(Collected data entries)
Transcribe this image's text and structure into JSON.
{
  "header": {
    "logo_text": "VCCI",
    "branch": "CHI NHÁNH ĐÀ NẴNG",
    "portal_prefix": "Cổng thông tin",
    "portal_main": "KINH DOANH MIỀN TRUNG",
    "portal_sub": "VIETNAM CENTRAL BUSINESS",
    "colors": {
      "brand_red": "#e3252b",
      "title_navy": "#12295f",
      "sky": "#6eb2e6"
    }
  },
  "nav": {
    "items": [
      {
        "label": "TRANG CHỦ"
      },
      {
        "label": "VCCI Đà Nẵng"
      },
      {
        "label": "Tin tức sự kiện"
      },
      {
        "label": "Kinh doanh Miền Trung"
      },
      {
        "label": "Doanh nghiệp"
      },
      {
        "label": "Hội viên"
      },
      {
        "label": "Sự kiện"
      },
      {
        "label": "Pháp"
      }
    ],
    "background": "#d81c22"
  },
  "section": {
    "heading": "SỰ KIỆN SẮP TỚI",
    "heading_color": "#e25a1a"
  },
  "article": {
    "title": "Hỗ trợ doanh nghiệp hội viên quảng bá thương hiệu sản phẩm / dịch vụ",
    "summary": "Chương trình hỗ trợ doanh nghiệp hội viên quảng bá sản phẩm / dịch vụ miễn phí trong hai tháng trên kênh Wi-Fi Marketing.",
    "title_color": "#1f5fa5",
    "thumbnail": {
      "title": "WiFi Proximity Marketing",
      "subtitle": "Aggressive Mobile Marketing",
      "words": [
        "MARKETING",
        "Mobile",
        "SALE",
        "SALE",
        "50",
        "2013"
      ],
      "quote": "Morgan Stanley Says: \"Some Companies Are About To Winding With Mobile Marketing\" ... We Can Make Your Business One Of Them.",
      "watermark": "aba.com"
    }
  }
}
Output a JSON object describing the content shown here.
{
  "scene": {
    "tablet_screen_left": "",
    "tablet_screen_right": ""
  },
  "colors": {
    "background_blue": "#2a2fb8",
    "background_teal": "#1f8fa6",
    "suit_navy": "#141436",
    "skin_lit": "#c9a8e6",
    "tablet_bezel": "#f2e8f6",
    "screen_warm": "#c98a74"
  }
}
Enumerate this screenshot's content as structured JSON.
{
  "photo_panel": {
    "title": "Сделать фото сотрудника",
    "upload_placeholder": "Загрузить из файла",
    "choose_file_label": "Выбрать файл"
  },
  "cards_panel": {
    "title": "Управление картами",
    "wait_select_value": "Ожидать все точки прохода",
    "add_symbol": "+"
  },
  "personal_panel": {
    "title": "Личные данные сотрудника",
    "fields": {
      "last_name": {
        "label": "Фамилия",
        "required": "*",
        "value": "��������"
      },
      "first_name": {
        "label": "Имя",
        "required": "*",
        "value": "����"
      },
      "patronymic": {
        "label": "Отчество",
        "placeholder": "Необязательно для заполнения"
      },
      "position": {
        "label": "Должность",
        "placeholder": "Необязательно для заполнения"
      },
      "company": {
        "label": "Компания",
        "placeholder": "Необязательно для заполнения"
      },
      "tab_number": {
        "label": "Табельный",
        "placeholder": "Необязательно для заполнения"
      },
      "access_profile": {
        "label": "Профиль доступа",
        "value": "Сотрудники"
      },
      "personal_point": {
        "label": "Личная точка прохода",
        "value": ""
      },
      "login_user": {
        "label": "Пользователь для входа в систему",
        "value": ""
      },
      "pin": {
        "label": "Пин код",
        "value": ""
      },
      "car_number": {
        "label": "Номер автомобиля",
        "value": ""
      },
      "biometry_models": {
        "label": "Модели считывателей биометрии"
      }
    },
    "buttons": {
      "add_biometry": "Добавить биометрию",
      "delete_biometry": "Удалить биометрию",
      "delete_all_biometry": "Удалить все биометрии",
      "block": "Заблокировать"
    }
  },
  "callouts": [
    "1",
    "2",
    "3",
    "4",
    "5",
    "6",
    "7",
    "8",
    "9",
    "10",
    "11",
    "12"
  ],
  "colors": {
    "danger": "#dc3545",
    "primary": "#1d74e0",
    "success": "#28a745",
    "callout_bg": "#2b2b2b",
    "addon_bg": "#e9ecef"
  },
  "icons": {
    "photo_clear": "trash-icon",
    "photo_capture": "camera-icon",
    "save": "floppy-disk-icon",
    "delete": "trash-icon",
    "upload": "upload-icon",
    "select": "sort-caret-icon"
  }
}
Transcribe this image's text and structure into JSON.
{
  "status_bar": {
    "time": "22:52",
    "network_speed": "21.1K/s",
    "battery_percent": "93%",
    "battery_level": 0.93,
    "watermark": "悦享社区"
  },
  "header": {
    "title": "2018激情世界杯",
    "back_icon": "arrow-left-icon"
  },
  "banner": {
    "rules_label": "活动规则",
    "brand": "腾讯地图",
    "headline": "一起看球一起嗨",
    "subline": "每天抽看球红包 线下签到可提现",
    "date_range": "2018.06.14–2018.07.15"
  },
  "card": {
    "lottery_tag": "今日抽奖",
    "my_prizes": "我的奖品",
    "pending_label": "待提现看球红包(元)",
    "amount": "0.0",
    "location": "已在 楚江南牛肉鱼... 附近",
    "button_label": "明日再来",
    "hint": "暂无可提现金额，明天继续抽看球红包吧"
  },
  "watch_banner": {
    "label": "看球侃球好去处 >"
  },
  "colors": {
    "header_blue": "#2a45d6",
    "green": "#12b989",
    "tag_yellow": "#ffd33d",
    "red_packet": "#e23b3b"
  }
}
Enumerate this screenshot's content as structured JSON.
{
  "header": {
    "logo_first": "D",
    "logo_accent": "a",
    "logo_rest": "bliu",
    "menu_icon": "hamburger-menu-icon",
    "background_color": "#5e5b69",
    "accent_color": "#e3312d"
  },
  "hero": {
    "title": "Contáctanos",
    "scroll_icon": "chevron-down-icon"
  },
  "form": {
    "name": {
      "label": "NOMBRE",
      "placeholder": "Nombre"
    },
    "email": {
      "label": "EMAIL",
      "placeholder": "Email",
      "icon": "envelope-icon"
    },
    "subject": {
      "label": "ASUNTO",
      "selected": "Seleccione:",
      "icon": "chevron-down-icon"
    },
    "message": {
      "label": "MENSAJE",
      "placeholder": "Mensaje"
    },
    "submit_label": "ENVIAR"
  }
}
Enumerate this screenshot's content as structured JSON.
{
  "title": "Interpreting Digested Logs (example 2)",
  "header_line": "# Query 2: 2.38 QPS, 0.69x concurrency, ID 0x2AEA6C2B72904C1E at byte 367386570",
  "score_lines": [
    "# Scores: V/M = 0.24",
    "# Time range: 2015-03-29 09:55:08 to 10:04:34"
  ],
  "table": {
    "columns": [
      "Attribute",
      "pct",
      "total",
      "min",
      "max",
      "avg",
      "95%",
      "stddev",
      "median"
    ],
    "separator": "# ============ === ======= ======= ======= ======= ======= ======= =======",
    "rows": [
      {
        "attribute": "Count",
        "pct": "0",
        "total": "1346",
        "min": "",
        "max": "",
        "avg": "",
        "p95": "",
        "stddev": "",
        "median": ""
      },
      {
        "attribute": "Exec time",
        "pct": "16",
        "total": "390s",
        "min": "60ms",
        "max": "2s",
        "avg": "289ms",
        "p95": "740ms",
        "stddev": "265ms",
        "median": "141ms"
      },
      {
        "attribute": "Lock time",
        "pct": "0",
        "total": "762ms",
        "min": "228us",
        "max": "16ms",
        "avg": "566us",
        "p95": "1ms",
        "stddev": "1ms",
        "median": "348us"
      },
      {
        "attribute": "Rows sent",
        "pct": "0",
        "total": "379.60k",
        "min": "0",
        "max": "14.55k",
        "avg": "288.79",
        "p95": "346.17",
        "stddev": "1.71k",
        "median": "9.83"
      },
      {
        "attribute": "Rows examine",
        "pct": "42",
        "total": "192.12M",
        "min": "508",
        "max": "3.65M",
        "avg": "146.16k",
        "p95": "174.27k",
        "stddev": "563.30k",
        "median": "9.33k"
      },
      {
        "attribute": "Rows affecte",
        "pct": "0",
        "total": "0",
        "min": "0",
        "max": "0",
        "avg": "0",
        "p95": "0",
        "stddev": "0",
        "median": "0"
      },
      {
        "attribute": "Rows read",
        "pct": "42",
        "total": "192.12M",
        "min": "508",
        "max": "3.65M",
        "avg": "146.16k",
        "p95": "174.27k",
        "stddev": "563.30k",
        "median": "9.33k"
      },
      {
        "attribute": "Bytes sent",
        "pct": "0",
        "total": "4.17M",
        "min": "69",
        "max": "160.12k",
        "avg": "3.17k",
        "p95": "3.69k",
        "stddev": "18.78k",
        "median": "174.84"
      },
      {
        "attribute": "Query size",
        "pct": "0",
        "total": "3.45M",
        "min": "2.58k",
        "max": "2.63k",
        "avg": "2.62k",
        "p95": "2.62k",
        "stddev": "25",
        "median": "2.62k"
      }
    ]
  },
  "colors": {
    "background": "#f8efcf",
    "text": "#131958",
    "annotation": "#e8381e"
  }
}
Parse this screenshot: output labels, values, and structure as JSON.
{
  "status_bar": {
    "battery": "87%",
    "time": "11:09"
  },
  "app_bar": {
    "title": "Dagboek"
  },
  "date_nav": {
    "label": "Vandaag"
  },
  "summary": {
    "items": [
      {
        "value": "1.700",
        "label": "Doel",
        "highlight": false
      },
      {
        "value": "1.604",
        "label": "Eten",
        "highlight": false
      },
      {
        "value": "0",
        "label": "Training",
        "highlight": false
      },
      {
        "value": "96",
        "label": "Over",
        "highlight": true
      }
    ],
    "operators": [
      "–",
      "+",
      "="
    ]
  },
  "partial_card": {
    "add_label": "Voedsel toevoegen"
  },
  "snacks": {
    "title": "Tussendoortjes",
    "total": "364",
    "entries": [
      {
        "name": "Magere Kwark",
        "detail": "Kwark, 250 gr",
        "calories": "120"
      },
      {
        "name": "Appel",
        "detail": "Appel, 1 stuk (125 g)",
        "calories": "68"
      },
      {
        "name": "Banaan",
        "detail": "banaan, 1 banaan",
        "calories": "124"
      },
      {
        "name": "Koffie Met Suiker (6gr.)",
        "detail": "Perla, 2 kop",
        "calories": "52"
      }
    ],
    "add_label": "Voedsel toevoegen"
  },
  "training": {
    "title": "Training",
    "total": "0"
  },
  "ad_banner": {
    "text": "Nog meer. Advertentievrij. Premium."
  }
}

§ TASK DESCRIPTION
The answer must consist solely of the number of lines in the entries that contain the word "nghiệp".

§ EXERCISE RESPONSE
3